* [Work to do] Gather, from the listing beneath this task, every line holding the string "during".

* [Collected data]
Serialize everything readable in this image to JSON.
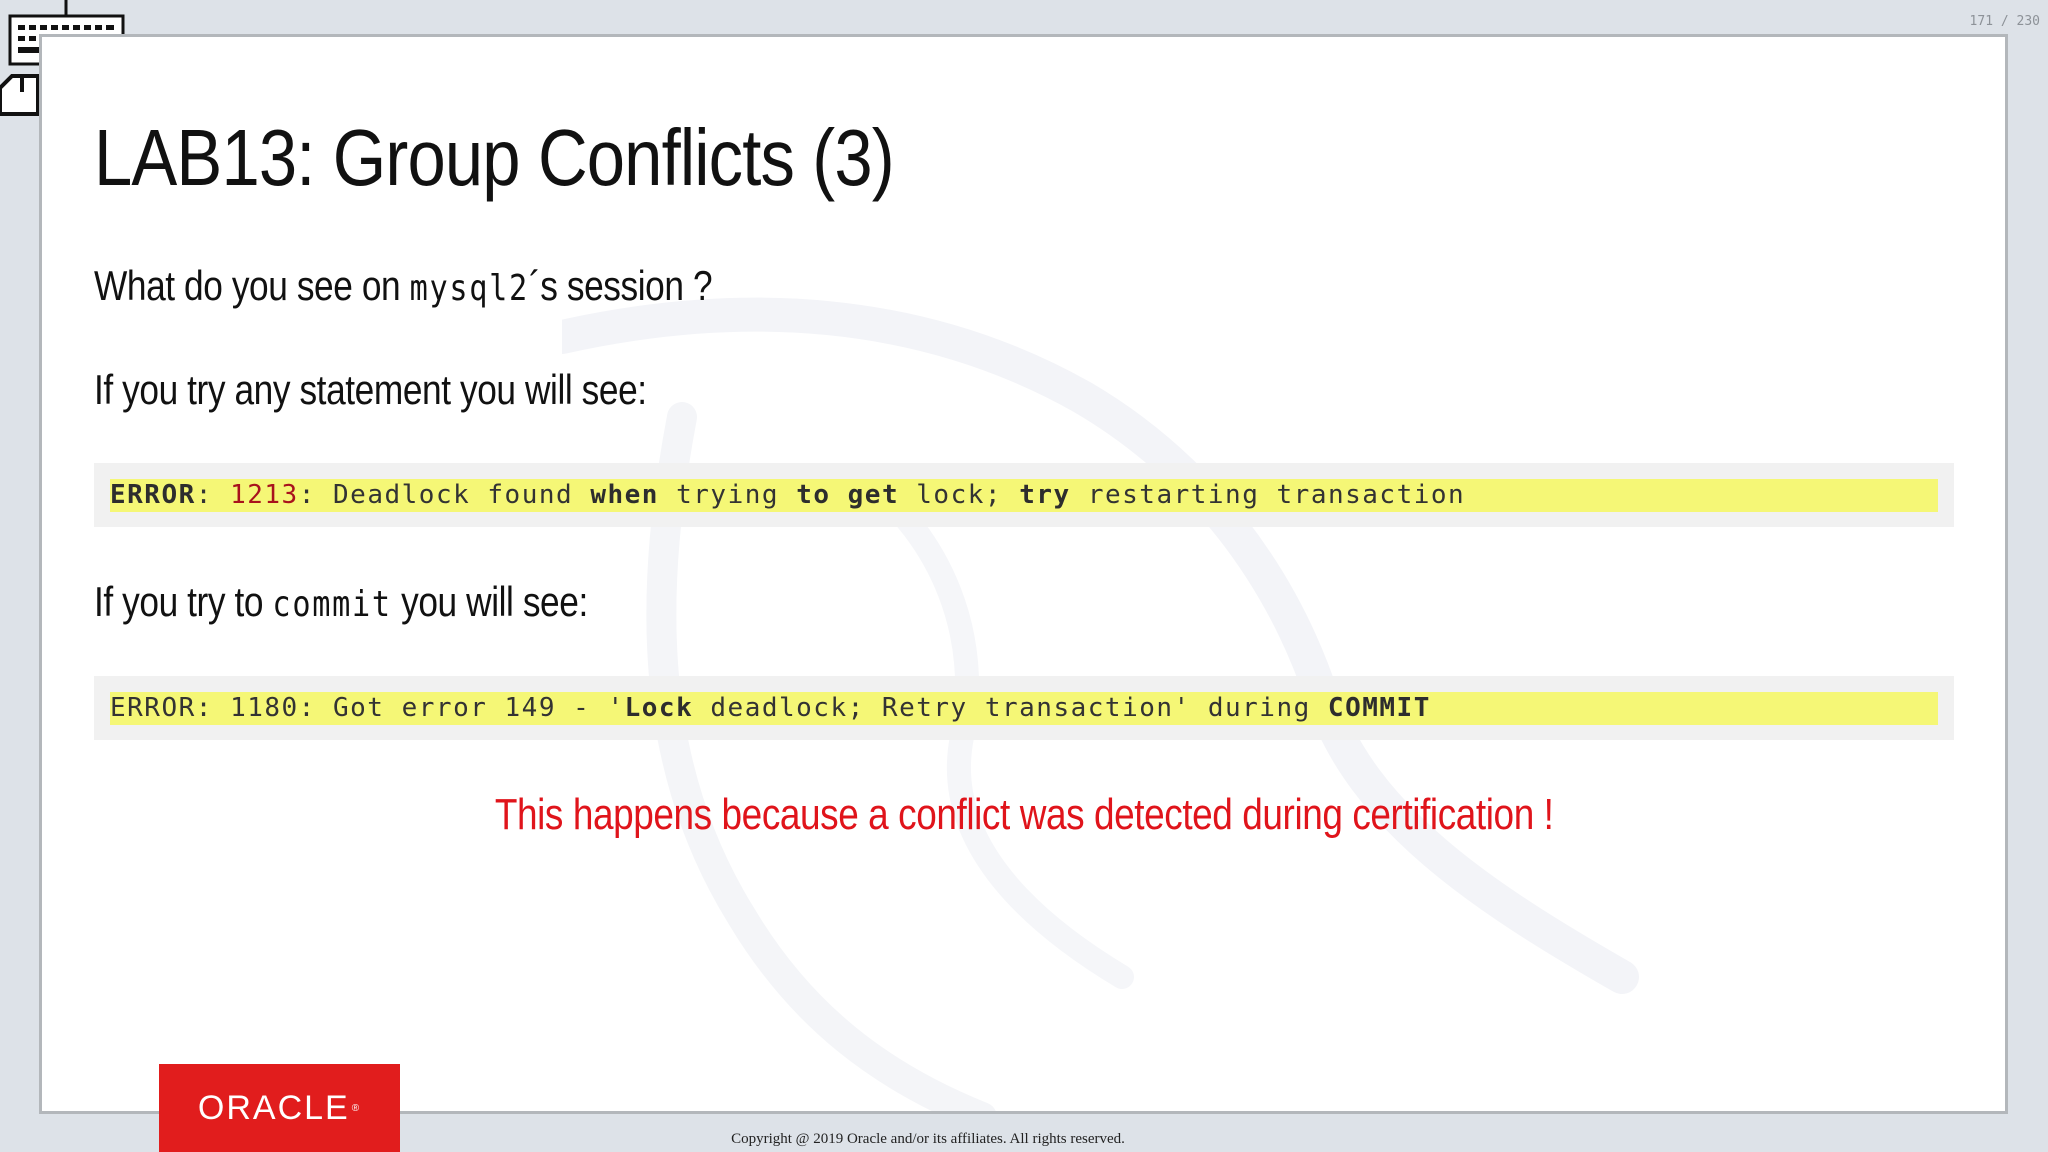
{
  "page_counter": "171 / 230",
  "slide": {
    "title": "LAB13: Group Conflicts (3)",
    "line1": {
      "before": "What do you see on ",
      "code": "mysql2",
      "after": "´s session ?"
    },
    "line2": "If you try any statement you will see:",
    "code1": {
      "error_kw": "ERROR",
      "sep1": ": ",
      "code": "1213",
      "t1": ": Deadlock found ",
      "kw_when": "when",
      "t2": " trying ",
      "kw_to": "to",
      "t3": " ",
      "kw_get": "get",
      "t4": " lock; ",
      "kw_try": "try",
      "t5": " restarting transaction"
    },
    "line3": {
      "before": "If you try to ",
      "code": "commit",
      "after": " you will see:"
    },
    "code2": {
      "t1": "ERROR: 1180: Got error 149 - '",
      "kw_lock": "Lock",
      "t2": " deadlock; Retry transaction' during ",
      "kw_commit": "COMMIT"
    },
    "alert": "This happens because a conflict was detected during certification !"
  },
  "footer": {
    "brand": "ORACLE",
    "registered": "®",
    "copyright": "Copyright @ 2019 Oracle and/or its affiliates. All rights reserved."
  },
  "colors": {
    "accent": "#e0141b",
    "highlight": "#f5f776",
    "brand": "#e11d1d"
  }
}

* [Answer for the task]
      "t2": " deadlock; Retry transaction' during ",
    "alert": "This happens because a conflict was detected during certification !"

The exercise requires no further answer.